[PROVIDED RECORDS start]
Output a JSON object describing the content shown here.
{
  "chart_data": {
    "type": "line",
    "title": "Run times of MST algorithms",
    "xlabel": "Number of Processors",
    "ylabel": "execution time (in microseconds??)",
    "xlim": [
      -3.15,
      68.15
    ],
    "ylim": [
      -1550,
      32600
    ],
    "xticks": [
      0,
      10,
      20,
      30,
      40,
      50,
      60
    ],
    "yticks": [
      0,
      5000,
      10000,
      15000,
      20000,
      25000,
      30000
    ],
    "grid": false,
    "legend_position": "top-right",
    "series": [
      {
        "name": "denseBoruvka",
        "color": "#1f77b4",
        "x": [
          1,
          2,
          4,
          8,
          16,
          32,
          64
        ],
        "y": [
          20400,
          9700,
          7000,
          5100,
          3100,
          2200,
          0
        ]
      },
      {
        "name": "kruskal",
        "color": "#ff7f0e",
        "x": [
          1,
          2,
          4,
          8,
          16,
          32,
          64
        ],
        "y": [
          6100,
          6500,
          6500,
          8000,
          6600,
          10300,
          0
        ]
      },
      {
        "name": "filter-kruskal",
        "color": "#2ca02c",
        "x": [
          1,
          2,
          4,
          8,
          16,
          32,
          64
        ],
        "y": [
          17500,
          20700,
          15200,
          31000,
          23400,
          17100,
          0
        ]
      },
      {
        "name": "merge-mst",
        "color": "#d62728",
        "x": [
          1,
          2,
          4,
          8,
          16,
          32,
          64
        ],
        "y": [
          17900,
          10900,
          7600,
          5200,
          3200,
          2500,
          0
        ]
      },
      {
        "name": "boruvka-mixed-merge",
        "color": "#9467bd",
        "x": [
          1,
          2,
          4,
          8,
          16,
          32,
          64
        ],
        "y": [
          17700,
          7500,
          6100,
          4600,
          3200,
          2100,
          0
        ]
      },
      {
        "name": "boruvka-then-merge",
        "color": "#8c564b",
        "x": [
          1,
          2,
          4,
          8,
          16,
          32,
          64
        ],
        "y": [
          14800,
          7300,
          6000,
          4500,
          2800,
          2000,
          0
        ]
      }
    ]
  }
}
[PROVIDED RECORDS end]
[PROVIDED RECORDS start]
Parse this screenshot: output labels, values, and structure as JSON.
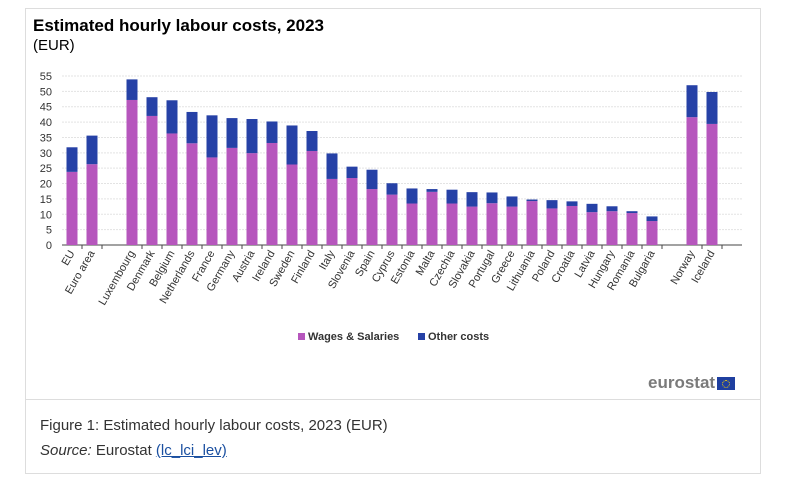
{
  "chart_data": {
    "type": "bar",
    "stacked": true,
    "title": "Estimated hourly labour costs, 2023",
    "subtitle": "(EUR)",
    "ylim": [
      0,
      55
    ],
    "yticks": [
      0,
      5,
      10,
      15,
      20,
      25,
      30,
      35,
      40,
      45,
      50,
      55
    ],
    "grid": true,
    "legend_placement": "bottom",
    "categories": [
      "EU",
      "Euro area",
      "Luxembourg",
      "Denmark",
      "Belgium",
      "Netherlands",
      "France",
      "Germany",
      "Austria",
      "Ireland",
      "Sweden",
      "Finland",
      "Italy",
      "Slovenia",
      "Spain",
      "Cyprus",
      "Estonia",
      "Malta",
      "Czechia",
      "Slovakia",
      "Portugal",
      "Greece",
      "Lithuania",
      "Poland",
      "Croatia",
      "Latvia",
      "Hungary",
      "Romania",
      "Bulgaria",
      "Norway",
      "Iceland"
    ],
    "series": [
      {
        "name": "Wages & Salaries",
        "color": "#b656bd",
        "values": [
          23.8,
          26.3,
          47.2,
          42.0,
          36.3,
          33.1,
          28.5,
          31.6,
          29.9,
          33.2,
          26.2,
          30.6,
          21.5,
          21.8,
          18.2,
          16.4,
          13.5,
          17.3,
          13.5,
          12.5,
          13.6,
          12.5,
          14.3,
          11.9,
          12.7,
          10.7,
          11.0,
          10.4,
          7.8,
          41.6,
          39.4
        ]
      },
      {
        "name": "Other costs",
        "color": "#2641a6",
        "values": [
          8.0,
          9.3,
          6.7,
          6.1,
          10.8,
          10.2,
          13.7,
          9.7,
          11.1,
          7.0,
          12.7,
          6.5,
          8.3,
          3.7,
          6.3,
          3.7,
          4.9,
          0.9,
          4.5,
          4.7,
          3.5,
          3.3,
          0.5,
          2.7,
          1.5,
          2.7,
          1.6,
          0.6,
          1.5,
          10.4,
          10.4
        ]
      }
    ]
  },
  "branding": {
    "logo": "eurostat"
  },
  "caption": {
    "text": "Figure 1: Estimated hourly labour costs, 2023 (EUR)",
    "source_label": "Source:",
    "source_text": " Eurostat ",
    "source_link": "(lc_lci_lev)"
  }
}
[PROVIDED RECORDS end]
WORK TO BE COMPLETED: Search the data for the string "name" and copy each line where it appears.

WORKED SOLUTION:
        "name": "denseBoruvka",
        "name": "kruskal",
        "name": "filter-kruskal",
        "name": "merge-mst",
        "name": "boruvka-mixed-merge",
        "name": "boruvka-then-merge",
        "name": "Wages & Salaries",
        "name": "Other costs",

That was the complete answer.